Required task> Locate each line in the records containing "certificate". Copy it.

§ §

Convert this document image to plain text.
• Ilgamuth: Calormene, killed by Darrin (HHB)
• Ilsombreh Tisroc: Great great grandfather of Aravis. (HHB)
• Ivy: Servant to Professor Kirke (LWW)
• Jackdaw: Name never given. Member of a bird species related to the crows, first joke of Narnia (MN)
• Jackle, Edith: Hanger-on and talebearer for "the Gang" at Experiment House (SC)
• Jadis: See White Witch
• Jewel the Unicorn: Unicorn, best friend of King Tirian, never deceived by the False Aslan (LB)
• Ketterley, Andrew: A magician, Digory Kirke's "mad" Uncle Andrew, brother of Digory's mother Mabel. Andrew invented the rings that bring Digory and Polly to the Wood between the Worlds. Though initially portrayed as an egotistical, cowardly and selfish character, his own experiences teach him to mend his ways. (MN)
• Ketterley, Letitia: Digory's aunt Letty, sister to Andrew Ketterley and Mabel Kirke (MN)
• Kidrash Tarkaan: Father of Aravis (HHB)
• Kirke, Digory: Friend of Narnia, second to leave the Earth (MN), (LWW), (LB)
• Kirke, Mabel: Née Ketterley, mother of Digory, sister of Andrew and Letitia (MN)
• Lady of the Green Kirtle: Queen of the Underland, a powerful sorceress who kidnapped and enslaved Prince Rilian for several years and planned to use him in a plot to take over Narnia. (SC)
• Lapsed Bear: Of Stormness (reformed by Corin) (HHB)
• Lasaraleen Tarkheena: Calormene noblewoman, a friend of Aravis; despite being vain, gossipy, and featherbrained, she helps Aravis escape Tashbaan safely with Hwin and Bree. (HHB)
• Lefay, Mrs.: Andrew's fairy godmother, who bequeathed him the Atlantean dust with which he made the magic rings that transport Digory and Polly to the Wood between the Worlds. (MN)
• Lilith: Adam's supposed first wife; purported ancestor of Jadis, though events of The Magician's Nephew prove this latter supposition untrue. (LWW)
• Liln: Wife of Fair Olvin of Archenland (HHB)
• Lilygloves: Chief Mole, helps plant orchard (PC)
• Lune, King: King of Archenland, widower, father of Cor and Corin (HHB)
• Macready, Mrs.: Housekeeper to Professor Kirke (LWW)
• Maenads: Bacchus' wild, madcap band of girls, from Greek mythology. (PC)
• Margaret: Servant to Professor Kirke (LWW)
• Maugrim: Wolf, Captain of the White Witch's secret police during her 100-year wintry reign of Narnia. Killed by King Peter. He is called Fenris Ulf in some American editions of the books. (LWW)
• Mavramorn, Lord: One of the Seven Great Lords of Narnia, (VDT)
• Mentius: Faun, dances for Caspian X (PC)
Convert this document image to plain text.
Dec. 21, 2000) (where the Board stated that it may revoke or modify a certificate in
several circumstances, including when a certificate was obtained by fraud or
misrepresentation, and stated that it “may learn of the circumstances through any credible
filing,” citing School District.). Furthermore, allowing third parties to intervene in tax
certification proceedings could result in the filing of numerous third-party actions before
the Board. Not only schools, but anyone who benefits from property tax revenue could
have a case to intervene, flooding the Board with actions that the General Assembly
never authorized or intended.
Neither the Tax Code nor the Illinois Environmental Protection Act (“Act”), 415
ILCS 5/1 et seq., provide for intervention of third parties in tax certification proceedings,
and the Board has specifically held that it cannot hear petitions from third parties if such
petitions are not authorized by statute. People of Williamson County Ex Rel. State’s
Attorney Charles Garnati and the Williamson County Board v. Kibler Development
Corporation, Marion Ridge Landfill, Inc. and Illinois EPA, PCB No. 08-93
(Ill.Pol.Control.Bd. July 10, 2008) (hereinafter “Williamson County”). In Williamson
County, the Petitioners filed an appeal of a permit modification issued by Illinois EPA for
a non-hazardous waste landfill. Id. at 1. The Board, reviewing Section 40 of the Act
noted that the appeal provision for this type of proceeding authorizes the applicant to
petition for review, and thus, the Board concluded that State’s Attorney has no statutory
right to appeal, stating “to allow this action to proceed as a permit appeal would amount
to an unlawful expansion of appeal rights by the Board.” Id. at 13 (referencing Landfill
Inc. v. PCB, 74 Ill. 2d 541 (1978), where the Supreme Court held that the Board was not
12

§ §

Task output>
Dec. 21, 2000) (where the Board stated that it may revoke or modify a certificate in
several circumstances, including when a certificate was obtained by fraud or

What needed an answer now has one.